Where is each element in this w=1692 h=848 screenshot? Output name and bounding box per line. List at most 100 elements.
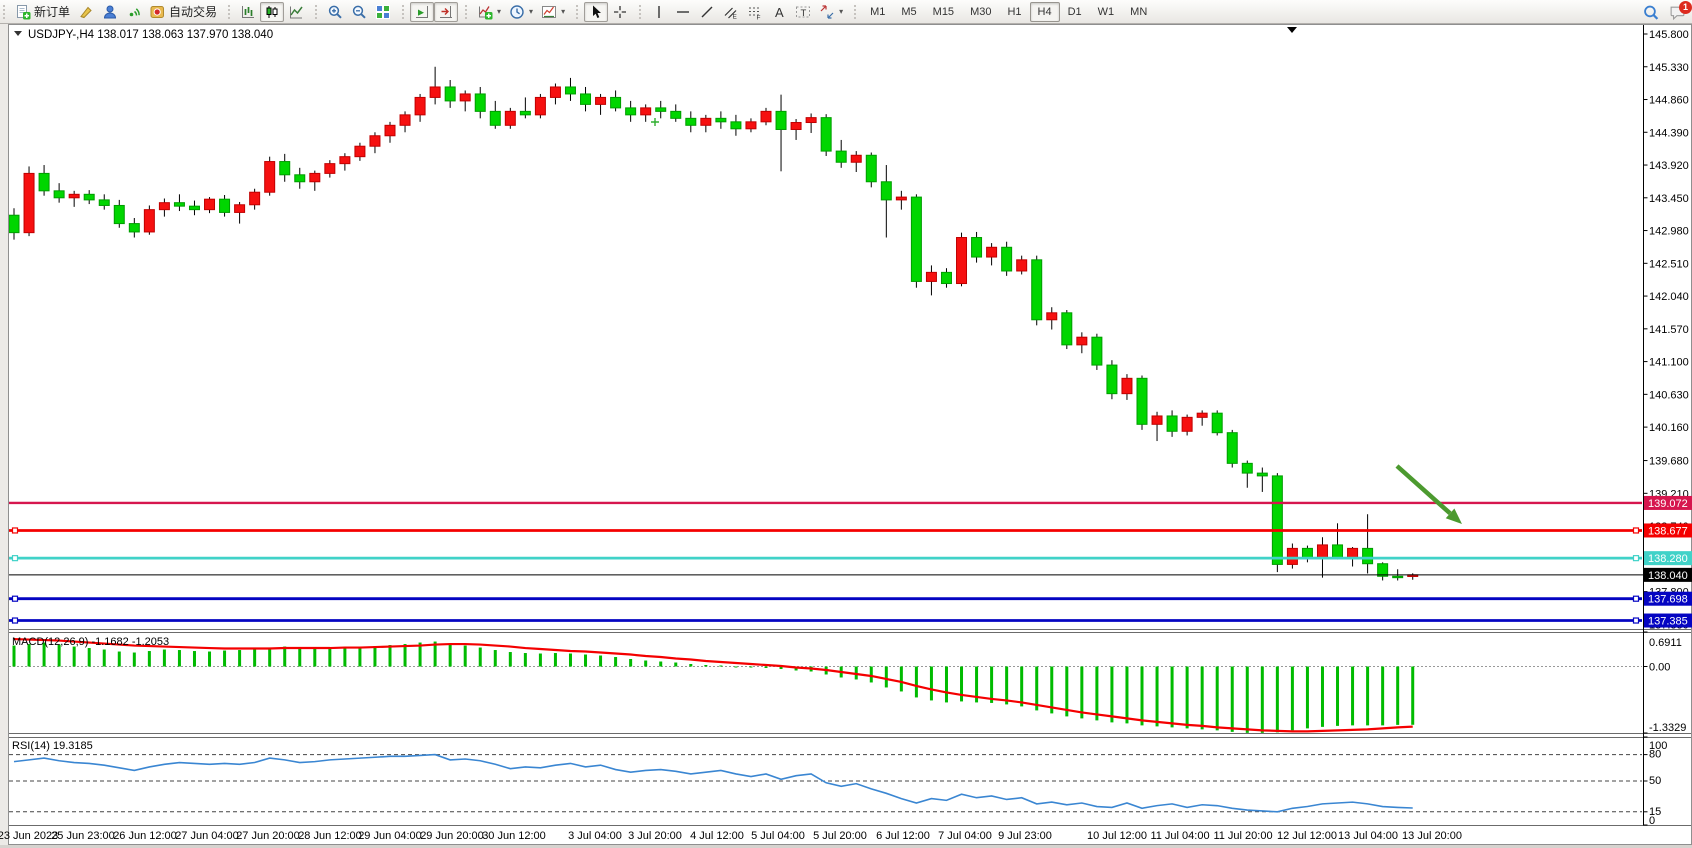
- time-axis-label: 3 Jul 20:00: [628, 830, 682, 842]
- chart-title-dropdown-icon[interactable]: [14, 31, 22, 36]
- time-axis-label: 3 Jul 04:00: [568, 830, 622, 842]
- timeframe-w1[interactable]: W1: [1090, 2, 1123, 22]
- timeframe-h4[interactable]: H4: [1029, 1, 1060, 22]
- rsi-scale-label: 0: [1649, 815, 1655, 827]
- dropdown-arrow-icon[interactable]: ▾: [839, 7, 844, 16]
- crosshair-button[interactable]: [608, 2, 632, 22]
- channel-icon: E: [723, 4, 739, 20]
- trend-arrow-shaft[interactable]: [1395, 464, 1452, 516]
- macd-histogram-bar: [1080, 666, 1084, 719]
- macd-histogram-bar: [584, 654, 588, 667]
- new-order-button-label: 新订单: [34, 5, 71, 19]
- tile-windows-button[interactable]: [371, 2, 395, 22]
- line-handle[interactable]: [11, 595, 19, 602]
- trendline-button[interactable]: [695, 2, 719, 22]
- candle: [309, 170, 321, 191]
- price-tick-label: 140.630: [1649, 389, 1689, 401]
- line-handle[interactable]: [11, 527, 19, 534]
- text-button[interactable]: A: [767, 2, 791, 22]
- price-line-label: 138.280: [1648, 553, 1688, 565]
- notifications-button[interactable]: 1: [1667, 1, 1692, 22]
- horizontal-line-button[interactable]: [671, 2, 695, 22]
- new-order-button[interactable]: 新订单: [11, 2, 74, 22]
- candle: [1196, 410, 1208, 426]
- timeframe-h1[interactable]: H1: [999, 2, 1029, 22]
- candle: [519, 97, 531, 119]
- candle: [534, 93, 546, 119]
- linechart-icon: [288, 4, 304, 20]
- periods-button[interactable]: ▾: [505, 2, 537, 22]
- dropdown-arrow-icon[interactable]: ▾: [497, 7, 502, 16]
- macd-histogram-bar: [1170, 666, 1174, 728]
- channel-button[interactable]: E: [719, 2, 743, 22]
- label-button[interactable]: T: [791, 2, 815, 22]
- price-tick-label: 145.800: [1649, 29, 1689, 41]
- line-handle[interactable]: [1632, 555, 1640, 562]
- candle: [940, 268, 952, 288]
- macd-scale-label: 0.00: [1649, 662, 1670, 674]
- timeframe-m5[interactable]: M5: [893, 2, 924, 22]
- svg-text:T: T: [801, 7, 807, 18]
- time-axis-label: 11 Jul 20:00: [1213, 830, 1272, 842]
- candle: [1136, 375, 1148, 430]
- macd-histogram-bar: [1336, 666, 1340, 726]
- indicators-button[interactable]: ▾: [473, 2, 505, 22]
- signals-button[interactable]: [122, 2, 146, 22]
- toolbar-right: 1: [1640, 0, 1692, 24]
- cursor-button[interactable]: [584, 1, 609, 22]
- chart-shift-button[interactable]: [434, 1, 459, 22]
- macd-histogram-bar: [704, 665, 708, 667]
- macd-histogram-bar: [57, 644, 61, 667]
- macd-histogram-bar: [568, 653, 572, 667]
- rsi-scale-label: 100: [1649, 740, 1667, 752]
- candle: [986, 243, 998, 266]
- candle: [895, 190, 907, 210]
- line-handle[interactable]: [11, 555, 19, 562]
- current-price-label-box: [1644, 567, 1692, 582]
- time-axis-label: 13 Jul 04:00: [1338, 830, 1398, 842]
- price-line-label-box: [1644, 591, 1692, 606]
- timeframe-mn[interactable]: MN: [1122, 2, 1155, 22]
- shapes-button[interactable]: ▾: [815, 2, 847, 22]
- line-handle[interactable]: [1632, 527, 1640, 534]
- price-tick-label: 139.680: [1649, 456, 1689, 468]
- timeframe-d1[interactable]: D1: [1060, 2, 1090, 22]
- zoom-out-button[interactable]: [347, 2, 371, 22]
- person-icon: [102, 4, 118, 20]
- community-button[interactable]: [98, 2, 122, 22]
- candle: [760, 107, 772, 126]
- vertical-line-button[interactable]: [647, 2, 671, 22]
- dropdown-arrow-icon[interactable]: ▾: [529, 7, 534, 16]
- auto-scroll-button[interactable]: [410, 1, 435, 22]
- dropdown-arrow-icon[interactable]: ▾: [561, 7, 566, 16]
- line-handle[interactable]: [1632, 617, 1640, 624]
- macd-histogram-bar: [1275, 666, 1279, 733]
- timeframe-m30[interactable]: M30: [962, 2, 999, 22]
- zoom-in-icon: [327, 4, 343, 20]
- fibonacci-button[interactable]: F: [743, 2, 767, 22]
- candle: [1377, 562, 1389, 581]
- macd-histogram-bar: [478, 647, 482, 667]
- price-tick-label: 141.100: [1649, 357, 1689, 369]
- candle: [249, 188, 261, 210]
- price-line-label: 139.072: [1648, 498, 1688, 510]
- trend-arrow-head[interactable]: [1445, 508, 1462, 524]
- line-handle[interactable]: [11, 617, 19, 624]
- candle-chart-button[interactable]: [260, 1, 285, 22]
- candle: [625, 100, 637, 122]
- styler-button[interactable]: [74, 2, 98, 22]
- zoom-in-button[interactable]: [323, 2, 347, 22]
- candle: [1046, 307, 1058, 330]
- line-chart-button[interactable]: [284, 2, 308, 22]
- auto-trading-button[interactable]: 自动交易: [146, 2, 221, 22]
- templates-button[interactable]: ▾: [537, 2, 569, 22]
- timeframe-m1[interactable]: M1: [862, 2, 893, 22]
- search-button[interactable]: [1640, 2, 1660, 22]
- line-handle[interactable]: [1632, 595, 1640, 602]
- timeframe-m15[interactable]: M15: [925, 2, 962, 22]
- bar-chart-button[interactable]: [236, 2, 260, 22]
- tile-icon: [375, 4, 391, 20]
- candle: [354, 142, 366, 161]
- candle: [956, 232, 968, 287]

§

▶ **Goal**:
Show every line of the items above that contains the string "axis", reproducing each line in full. Treat the match as case-sensitive.

▶ **Answer to this problem**:
- time-axis-label: 3 Jul 20:00: [628, 830, 682, 842]
- time-axis-label: 3 Jul 04:00: [568, 830, 622, 842]
- time-axis-label: 11 Jul 20:00: [1213, 830, 1272, 842]
- time-axis-label: 13 Jul 04:00: [1338, 830, 1398, 842]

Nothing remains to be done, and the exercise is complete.